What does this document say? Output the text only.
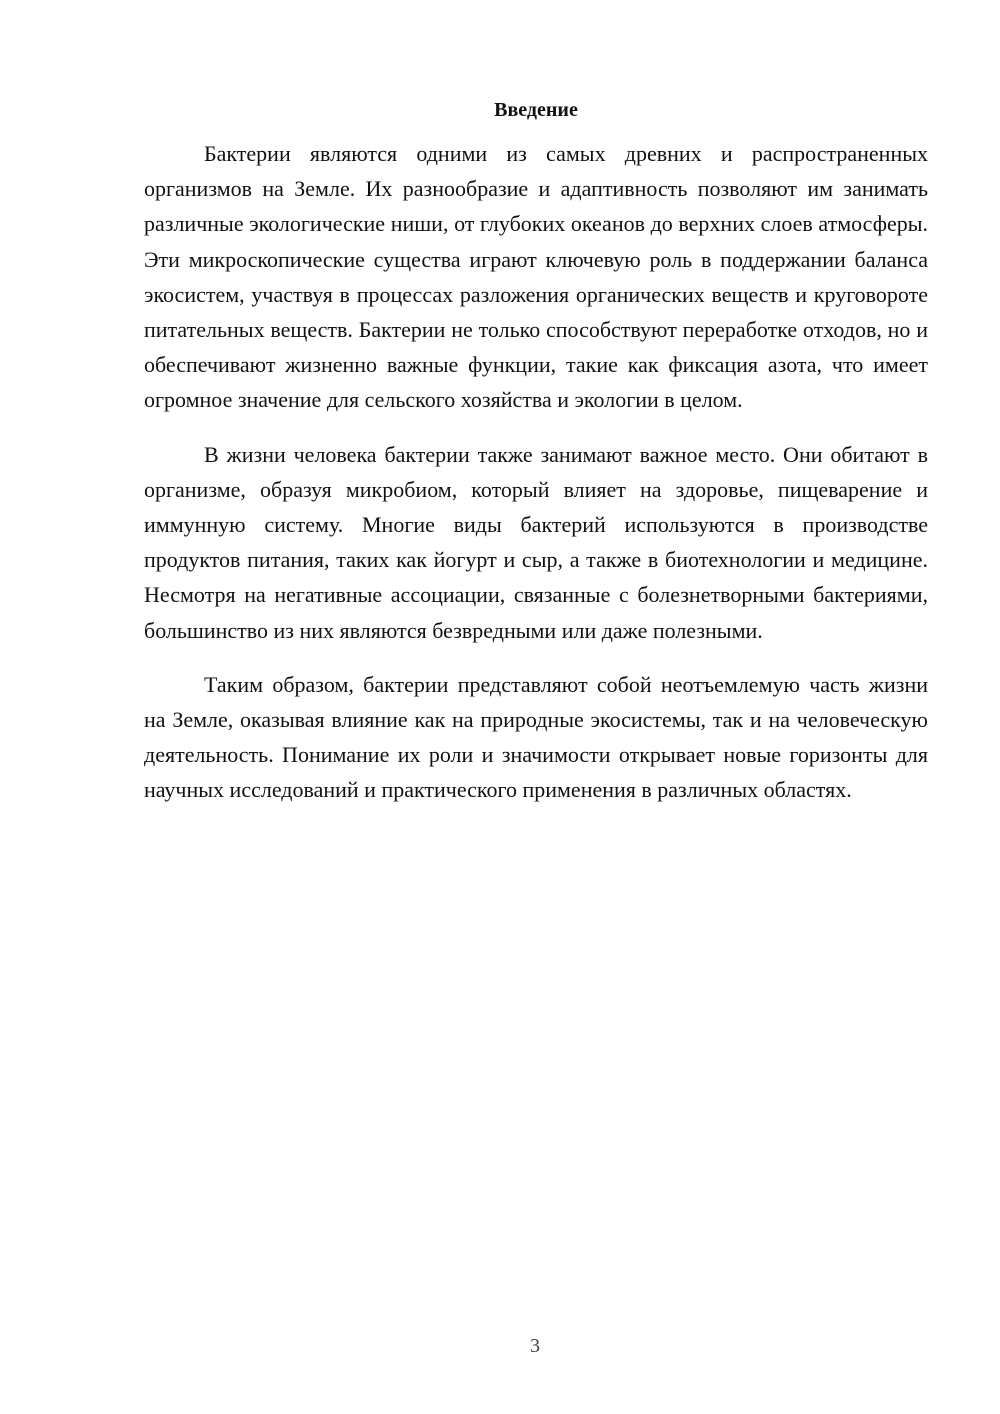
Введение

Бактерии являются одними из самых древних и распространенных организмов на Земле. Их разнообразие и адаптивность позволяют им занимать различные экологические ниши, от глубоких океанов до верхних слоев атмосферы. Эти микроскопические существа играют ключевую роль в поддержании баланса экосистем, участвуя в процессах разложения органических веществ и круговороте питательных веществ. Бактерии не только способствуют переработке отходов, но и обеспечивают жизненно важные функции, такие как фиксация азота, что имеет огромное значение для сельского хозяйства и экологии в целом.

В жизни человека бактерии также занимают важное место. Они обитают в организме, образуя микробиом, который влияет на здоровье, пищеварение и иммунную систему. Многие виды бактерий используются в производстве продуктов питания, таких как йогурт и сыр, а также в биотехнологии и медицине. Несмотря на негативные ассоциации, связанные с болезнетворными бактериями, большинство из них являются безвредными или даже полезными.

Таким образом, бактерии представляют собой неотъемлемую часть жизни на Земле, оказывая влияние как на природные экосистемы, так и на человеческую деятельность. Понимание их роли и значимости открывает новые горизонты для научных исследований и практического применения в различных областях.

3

____

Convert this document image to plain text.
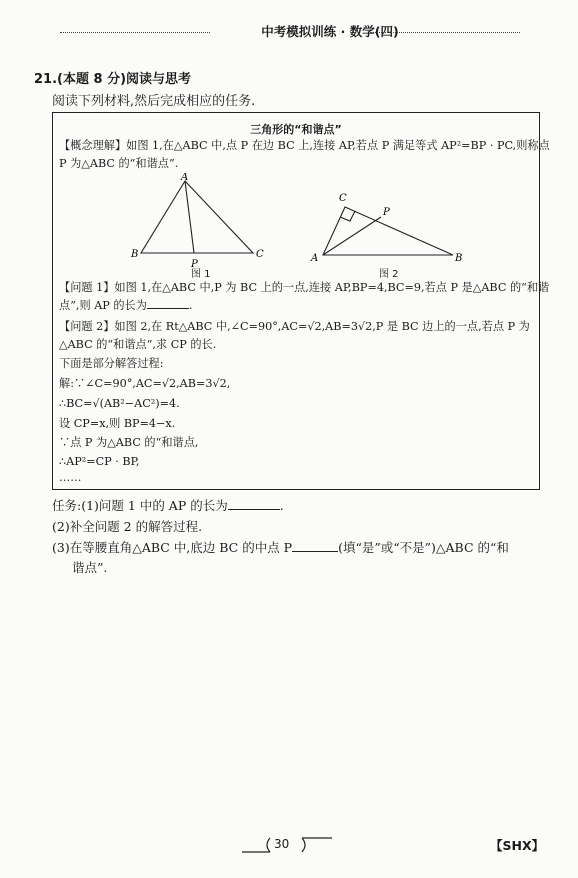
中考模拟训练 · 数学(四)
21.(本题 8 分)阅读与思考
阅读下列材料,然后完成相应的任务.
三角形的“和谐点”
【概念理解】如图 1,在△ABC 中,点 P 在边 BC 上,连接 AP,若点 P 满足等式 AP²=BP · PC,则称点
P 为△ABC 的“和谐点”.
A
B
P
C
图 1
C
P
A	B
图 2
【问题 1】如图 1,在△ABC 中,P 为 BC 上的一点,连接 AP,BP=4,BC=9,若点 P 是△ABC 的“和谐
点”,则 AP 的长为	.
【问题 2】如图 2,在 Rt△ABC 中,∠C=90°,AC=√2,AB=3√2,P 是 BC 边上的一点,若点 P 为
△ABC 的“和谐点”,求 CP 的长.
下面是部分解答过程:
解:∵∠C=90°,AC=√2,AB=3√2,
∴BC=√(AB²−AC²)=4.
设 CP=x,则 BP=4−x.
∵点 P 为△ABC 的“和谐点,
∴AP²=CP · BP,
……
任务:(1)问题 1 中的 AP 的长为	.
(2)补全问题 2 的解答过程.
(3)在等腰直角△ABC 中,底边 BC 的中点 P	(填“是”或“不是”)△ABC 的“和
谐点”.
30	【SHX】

____

Aim
Scan the lines for the string "text". Copy out each line that matches.

Result for this exercise
What does this document say? Output the text only.
Convert this document image to plain text.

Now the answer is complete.